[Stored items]
========================================

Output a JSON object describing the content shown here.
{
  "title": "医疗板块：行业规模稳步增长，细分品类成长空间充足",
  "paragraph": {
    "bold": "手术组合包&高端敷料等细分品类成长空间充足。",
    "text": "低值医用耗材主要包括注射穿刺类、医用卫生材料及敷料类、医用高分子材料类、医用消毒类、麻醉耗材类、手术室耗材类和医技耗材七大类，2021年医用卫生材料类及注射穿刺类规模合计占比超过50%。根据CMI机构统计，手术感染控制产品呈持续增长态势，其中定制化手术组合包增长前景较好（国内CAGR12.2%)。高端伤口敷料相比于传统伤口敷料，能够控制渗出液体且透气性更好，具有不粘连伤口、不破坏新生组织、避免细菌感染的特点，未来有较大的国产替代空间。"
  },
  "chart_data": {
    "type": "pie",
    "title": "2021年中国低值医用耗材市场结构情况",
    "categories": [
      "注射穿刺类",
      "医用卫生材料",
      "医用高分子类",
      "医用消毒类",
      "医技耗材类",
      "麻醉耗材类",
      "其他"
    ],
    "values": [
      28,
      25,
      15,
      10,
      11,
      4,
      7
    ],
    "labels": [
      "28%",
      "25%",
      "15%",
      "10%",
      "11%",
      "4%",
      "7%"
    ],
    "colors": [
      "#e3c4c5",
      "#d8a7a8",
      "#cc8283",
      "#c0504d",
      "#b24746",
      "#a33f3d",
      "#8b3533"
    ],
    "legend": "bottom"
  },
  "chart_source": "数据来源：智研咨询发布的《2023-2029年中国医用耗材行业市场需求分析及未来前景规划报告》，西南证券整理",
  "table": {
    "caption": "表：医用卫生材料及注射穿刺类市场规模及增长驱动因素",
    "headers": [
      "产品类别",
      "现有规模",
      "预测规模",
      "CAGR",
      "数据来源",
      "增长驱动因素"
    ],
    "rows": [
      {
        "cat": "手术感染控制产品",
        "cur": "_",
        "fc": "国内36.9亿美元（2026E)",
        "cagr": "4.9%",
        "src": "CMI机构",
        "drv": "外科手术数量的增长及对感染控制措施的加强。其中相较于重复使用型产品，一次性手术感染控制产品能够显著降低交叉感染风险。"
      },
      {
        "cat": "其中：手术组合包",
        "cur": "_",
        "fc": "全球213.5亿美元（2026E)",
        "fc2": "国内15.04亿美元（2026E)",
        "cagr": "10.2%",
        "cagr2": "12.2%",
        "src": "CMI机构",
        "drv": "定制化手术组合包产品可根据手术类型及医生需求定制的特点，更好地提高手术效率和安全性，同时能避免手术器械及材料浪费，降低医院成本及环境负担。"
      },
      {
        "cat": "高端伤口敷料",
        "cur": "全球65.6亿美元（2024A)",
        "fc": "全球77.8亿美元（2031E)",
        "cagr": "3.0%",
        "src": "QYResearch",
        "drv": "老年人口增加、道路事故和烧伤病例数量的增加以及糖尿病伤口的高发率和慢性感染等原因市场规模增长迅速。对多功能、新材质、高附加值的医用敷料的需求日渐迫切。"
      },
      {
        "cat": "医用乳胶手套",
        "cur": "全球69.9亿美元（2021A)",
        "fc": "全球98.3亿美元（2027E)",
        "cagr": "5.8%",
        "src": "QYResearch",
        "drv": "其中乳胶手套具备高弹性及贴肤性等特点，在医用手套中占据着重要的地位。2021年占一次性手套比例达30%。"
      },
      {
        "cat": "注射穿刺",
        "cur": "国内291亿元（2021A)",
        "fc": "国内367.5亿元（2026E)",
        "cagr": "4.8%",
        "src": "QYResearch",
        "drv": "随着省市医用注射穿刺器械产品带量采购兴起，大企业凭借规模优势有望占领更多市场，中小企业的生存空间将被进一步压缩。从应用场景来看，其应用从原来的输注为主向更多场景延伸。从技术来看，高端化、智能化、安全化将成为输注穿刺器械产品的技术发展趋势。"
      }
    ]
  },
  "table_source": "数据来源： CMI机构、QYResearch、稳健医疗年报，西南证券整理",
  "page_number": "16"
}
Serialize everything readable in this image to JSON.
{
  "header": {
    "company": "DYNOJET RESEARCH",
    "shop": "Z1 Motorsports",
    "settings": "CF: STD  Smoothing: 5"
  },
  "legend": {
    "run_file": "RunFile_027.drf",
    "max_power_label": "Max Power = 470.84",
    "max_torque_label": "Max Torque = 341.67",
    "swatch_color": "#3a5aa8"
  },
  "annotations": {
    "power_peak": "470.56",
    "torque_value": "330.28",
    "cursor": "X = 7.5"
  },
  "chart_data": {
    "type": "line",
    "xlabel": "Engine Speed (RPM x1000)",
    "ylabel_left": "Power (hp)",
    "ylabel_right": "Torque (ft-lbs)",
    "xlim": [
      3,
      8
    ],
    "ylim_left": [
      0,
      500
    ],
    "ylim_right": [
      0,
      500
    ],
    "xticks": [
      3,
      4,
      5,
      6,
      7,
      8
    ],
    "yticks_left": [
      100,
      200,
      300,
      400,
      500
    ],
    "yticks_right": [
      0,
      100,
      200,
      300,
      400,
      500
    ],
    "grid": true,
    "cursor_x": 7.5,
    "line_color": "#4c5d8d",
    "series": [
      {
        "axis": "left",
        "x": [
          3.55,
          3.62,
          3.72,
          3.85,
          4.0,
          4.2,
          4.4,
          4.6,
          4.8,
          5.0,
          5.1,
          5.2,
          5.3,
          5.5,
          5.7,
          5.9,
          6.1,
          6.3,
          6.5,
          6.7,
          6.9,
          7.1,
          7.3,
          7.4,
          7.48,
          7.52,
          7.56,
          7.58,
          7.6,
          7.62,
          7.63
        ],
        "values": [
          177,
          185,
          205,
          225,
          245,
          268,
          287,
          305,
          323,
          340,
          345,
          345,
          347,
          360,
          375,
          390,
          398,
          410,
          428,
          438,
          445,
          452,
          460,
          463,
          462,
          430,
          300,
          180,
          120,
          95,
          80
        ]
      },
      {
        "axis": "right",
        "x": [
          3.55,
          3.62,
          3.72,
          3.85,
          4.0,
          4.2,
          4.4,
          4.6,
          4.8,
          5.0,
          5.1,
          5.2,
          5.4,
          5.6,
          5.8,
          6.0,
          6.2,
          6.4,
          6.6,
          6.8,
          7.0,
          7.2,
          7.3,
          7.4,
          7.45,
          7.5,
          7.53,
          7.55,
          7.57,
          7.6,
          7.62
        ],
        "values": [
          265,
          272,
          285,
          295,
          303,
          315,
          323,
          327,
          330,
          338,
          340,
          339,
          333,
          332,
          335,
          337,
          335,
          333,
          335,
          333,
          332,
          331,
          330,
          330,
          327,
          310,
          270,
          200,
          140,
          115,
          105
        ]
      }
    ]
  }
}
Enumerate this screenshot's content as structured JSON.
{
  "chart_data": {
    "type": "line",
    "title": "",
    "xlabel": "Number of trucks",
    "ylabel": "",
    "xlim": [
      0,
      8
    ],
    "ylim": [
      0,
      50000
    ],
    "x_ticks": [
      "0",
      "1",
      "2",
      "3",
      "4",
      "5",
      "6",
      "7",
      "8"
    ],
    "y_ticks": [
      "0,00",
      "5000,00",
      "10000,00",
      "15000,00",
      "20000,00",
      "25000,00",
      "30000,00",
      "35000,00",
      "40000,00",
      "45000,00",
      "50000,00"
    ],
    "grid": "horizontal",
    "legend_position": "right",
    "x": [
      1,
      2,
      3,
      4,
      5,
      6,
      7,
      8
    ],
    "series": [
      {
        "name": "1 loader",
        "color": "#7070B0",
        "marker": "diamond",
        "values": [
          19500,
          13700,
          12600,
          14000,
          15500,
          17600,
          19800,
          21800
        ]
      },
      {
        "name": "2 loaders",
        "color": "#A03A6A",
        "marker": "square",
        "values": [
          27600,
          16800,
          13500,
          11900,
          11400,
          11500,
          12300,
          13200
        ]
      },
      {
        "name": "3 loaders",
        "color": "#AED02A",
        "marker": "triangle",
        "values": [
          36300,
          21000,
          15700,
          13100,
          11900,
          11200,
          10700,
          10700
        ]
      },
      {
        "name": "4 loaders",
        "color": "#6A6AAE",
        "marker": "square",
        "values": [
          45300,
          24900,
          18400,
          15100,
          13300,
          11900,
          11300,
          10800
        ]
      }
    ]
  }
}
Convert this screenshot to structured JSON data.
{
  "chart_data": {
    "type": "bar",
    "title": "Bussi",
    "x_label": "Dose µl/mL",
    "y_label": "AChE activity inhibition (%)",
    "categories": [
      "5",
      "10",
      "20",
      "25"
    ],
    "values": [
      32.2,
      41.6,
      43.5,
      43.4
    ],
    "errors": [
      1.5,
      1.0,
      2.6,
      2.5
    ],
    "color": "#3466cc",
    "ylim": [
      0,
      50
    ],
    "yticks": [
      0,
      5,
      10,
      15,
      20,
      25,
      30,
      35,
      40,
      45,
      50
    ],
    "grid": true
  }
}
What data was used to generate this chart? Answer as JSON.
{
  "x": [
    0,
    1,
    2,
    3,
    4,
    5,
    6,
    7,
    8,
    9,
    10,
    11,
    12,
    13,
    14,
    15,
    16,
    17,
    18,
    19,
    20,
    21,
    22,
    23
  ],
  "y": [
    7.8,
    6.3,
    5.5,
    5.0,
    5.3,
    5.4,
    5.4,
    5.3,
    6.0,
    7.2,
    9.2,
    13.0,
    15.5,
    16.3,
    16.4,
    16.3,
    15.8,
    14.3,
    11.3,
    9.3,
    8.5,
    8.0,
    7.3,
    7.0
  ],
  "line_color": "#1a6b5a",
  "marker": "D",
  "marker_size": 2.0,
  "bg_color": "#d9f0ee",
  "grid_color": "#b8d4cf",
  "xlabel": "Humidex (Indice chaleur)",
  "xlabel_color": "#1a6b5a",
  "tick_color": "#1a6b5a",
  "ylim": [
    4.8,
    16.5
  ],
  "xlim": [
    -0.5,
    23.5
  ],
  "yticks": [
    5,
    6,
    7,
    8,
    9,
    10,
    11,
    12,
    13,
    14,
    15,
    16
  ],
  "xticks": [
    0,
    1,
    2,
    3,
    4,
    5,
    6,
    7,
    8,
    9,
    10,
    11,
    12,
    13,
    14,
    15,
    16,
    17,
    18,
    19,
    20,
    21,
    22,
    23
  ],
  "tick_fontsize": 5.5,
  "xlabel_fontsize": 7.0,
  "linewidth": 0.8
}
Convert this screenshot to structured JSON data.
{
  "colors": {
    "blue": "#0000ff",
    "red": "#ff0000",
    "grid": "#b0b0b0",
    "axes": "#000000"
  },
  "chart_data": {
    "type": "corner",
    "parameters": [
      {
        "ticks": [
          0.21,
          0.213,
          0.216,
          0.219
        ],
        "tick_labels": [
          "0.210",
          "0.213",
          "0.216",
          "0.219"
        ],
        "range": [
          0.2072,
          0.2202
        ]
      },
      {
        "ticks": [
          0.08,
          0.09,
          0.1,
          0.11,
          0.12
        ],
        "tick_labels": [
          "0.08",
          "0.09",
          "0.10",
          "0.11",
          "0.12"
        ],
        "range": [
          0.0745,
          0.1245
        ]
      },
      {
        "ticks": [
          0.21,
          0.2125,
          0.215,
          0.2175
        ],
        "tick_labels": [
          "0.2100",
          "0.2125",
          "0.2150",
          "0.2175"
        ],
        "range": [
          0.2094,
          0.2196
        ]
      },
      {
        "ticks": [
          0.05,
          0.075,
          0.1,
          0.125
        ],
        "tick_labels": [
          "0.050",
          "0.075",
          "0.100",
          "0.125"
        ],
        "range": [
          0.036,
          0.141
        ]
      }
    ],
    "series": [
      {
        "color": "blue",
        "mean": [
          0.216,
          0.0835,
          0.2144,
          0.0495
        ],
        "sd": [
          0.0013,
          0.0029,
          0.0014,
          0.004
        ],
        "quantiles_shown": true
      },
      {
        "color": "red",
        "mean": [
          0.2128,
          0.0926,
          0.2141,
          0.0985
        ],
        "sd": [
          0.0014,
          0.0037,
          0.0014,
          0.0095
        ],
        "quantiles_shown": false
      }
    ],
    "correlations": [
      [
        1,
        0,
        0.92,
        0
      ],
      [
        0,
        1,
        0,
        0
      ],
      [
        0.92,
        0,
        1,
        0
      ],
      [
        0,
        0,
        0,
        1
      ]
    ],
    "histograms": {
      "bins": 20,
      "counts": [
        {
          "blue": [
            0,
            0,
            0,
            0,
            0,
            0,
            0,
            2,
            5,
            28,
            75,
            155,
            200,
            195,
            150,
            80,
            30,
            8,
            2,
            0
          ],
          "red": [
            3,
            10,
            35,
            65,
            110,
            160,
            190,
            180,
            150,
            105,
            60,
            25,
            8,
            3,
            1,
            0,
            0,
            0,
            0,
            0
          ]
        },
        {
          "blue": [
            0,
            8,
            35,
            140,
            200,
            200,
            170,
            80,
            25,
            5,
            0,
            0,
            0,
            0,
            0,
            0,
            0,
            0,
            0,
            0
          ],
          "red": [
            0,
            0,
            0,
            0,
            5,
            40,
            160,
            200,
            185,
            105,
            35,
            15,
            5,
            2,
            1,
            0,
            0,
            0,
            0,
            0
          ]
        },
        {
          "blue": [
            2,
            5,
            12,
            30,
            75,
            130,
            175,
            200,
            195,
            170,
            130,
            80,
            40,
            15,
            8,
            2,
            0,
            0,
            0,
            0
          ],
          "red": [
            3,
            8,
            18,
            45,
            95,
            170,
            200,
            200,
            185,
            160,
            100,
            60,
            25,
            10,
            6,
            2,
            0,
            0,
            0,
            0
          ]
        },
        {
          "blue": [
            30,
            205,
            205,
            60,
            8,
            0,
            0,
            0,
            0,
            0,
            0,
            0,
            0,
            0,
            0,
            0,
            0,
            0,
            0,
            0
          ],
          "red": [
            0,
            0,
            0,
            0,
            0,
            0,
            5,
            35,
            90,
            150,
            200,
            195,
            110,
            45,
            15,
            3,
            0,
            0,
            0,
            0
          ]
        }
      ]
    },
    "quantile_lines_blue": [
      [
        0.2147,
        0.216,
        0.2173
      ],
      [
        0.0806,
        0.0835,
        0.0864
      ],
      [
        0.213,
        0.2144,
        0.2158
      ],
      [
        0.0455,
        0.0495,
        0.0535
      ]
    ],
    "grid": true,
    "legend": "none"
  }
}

========================================

*Given request*
Only the number is needed here: how many lines of the records contain "name"?

*Exercise response*
4